(Data entries)
######

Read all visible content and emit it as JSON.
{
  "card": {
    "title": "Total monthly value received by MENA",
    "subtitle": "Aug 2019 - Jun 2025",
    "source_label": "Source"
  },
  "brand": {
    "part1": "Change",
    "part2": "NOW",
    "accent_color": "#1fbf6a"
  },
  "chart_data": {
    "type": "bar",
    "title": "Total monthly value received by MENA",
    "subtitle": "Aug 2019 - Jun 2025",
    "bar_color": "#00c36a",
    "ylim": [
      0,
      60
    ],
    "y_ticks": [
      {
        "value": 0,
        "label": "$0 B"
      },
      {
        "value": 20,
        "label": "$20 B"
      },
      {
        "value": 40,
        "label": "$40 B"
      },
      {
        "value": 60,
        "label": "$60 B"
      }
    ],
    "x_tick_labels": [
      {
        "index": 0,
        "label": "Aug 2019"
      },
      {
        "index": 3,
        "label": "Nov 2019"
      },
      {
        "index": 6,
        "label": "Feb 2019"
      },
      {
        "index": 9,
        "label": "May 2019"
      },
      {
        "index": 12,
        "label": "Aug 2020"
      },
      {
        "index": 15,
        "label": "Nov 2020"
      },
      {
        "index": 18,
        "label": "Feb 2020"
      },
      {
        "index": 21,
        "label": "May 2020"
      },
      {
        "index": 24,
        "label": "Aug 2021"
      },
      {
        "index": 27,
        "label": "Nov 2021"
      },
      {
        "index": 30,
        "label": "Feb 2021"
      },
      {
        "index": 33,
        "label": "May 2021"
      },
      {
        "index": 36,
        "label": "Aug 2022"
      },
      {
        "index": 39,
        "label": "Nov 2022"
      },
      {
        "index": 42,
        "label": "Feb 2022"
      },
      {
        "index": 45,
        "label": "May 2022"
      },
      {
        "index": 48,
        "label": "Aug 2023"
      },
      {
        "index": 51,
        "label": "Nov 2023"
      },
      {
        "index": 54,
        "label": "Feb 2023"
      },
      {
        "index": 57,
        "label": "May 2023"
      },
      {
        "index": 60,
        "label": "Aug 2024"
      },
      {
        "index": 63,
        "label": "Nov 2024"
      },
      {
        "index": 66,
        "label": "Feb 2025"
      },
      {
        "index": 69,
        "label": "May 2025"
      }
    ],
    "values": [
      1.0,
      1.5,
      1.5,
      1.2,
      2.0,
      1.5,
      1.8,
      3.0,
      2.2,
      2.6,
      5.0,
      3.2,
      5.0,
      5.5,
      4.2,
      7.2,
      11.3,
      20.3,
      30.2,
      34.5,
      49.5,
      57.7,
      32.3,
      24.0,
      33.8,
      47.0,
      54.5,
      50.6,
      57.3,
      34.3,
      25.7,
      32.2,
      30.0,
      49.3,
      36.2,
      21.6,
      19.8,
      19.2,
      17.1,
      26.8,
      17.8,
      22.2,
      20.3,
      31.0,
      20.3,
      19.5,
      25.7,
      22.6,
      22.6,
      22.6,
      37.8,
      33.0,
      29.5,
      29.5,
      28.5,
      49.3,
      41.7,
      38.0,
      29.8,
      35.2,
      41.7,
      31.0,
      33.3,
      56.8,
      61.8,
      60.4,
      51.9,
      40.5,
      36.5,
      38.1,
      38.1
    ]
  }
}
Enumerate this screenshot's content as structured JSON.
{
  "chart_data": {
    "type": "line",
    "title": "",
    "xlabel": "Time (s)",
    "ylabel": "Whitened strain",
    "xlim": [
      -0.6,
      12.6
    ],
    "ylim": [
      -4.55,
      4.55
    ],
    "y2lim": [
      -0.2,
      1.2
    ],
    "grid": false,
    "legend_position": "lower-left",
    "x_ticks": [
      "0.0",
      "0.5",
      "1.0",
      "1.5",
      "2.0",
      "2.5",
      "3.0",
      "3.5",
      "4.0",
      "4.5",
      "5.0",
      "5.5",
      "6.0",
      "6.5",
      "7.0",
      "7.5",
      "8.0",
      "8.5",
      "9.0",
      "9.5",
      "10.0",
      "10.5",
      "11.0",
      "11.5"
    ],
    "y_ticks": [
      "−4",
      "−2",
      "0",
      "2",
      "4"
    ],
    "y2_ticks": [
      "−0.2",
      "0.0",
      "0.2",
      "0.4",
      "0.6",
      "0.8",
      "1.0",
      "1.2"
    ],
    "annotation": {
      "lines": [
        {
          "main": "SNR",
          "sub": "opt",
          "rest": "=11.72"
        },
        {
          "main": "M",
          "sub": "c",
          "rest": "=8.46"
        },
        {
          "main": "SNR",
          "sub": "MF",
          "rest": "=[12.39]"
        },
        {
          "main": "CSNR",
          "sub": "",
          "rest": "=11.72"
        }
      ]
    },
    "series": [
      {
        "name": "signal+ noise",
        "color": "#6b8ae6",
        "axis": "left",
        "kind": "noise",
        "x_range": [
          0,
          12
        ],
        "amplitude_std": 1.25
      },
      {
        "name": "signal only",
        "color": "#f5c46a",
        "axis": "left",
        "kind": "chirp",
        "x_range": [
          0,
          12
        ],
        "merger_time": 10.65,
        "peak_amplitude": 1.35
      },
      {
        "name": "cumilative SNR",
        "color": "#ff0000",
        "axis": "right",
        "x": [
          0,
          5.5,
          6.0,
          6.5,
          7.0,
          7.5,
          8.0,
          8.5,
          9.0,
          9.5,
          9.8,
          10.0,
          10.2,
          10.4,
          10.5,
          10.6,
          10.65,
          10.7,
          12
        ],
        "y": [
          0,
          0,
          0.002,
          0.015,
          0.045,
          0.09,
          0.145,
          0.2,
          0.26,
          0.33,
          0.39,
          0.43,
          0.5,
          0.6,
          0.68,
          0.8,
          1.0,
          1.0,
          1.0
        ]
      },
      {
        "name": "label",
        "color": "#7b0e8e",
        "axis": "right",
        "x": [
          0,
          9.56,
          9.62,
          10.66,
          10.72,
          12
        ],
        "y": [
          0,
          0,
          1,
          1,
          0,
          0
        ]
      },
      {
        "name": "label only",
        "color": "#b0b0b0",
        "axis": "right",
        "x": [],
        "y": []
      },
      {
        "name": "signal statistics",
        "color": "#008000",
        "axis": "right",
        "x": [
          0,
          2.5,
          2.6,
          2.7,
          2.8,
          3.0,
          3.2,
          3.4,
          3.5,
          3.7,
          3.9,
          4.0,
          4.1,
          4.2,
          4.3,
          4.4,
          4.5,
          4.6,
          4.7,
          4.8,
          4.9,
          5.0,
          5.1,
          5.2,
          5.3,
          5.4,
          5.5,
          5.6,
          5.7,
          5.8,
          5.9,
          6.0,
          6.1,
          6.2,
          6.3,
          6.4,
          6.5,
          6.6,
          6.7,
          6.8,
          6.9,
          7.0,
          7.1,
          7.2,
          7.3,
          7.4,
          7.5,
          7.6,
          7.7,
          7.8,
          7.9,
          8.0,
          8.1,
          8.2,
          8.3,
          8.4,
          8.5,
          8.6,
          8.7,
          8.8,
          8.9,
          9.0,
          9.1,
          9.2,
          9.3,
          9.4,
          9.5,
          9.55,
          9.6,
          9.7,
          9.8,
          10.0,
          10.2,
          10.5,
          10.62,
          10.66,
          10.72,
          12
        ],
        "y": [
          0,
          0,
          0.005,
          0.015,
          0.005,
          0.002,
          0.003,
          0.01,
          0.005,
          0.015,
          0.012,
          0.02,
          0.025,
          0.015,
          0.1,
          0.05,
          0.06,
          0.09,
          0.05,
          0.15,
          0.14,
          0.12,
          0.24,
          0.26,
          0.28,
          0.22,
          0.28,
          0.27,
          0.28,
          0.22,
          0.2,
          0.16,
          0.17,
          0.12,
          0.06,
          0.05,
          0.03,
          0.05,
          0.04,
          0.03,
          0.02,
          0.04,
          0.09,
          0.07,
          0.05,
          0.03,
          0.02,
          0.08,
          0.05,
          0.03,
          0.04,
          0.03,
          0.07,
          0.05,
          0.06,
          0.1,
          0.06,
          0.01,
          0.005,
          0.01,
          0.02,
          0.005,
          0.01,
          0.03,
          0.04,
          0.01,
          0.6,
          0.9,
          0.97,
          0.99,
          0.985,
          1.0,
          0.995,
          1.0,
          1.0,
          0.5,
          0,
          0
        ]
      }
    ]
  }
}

######

Pull every line containing the word "JSON" out of the material.

Read all visible content and emit it as JSON.
Enumerate this screenshot's content as structured JSON.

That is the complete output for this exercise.